**Passage shown:**
----

When nutrients can overcome an inherited cause of blindness

Volume 6    |    Issue 48

One of the most common causes of blindness is the eye disease macular degeneration. However, degeneration of the macula isn’t the only form of eye degeneration that can cause you to lose your sight.

Degeneration of the retina is another threat that most people don’t hear much about. But it’s not just one disease. It’s actually a group of diseases known as retinitis pigmentosa. If you remember from your high school biology class, the retina lines the back inside wall of the eye. It uses photoreceptor cells called rods and cones to capture images from the visual field. Retinitis pigmentosa attacks these cells, causing them to deteriorate. And you experience a gradual decline in vision. A few of the diseases in this group are Usher syndrome, Leber’s congenital amaurosis, rod-cone disease, Bardet-Biedl syndrome, and Refsum disease.

----

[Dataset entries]
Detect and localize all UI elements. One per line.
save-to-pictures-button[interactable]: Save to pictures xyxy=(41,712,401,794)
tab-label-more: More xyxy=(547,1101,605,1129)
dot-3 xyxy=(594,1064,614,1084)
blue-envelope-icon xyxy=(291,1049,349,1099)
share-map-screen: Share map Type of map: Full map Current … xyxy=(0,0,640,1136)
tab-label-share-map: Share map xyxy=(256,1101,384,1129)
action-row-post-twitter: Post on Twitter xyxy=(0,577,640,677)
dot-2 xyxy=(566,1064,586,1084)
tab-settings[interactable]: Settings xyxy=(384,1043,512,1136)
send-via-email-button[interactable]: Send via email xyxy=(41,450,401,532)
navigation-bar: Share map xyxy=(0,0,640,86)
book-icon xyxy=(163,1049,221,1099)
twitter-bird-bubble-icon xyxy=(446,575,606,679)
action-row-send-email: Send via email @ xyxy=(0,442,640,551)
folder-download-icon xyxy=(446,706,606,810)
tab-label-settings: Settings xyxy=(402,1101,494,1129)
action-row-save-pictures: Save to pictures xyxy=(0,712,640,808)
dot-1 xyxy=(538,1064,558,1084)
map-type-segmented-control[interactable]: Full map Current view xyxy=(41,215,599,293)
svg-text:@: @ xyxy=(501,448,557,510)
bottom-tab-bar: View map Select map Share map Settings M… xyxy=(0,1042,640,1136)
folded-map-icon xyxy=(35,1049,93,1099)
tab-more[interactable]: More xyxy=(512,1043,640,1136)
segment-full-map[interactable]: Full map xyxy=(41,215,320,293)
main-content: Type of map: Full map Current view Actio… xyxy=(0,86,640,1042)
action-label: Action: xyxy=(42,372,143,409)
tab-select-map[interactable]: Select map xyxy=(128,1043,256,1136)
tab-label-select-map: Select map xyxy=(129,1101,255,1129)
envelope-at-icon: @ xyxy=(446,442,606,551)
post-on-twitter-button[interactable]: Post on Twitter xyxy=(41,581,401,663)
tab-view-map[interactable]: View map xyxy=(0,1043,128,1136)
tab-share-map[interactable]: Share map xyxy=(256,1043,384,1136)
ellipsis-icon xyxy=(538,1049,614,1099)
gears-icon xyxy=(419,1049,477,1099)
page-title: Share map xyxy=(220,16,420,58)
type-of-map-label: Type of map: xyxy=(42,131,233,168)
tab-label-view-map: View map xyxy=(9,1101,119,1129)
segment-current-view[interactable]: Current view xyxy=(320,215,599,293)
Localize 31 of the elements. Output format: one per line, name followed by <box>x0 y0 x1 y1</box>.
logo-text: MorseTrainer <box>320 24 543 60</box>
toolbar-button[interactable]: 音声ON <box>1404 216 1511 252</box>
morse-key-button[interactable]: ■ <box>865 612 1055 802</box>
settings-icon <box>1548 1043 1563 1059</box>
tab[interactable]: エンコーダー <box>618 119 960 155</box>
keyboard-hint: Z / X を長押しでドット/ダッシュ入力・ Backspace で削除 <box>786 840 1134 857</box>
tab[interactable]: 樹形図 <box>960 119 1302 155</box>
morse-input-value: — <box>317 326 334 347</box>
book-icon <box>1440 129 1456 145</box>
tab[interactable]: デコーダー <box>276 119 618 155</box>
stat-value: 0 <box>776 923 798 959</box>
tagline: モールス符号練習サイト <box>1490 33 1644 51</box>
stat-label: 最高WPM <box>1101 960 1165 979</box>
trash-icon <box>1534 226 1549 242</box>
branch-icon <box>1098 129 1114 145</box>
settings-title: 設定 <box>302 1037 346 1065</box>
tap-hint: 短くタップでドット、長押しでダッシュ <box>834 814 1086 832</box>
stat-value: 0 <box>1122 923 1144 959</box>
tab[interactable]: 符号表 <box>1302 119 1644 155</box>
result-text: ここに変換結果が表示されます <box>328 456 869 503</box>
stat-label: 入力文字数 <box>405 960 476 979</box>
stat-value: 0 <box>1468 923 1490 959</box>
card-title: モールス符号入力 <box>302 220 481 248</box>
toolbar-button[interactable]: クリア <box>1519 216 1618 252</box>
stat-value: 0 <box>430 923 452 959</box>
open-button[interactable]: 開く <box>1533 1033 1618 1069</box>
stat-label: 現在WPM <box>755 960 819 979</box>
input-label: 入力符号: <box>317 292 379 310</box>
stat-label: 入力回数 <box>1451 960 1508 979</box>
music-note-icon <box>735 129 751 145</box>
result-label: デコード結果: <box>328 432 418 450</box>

----

**Using the information:**
1. In the article on inherited blindness, what are the photoreceptor cells in the retina called?
2. Please resume the article on inherited blindness, starting after its last sentence.

**Results in order:**
1. Rods and cones.

2.
If you haven’t heard of these diseases, you’re not alone. Medical experts believe they’re largely inherited, not lifestyle related. So if you’ve got good genes, you don’t have to worry about them. And researchers don’t really pay much attention to them. They think they can’t do much to stop it. However, I’m not so convinced.

Yes, there probably is an inherited element to the problem. But there’s a good reason why I don’t think genes fully explain the illness. That’s because a common vitamin can actually slow the progression of the diseases.If a vitamin can slow them down, then genes don’t fully explain the illnesses that cause the retina to deteriorate. This is important because it says that you can change the outcome – or at least the speed at which you reach the outcome – through your lifestyle choices. And these lifestyle choices can impact your family for generations. This is what science calls epigenetics.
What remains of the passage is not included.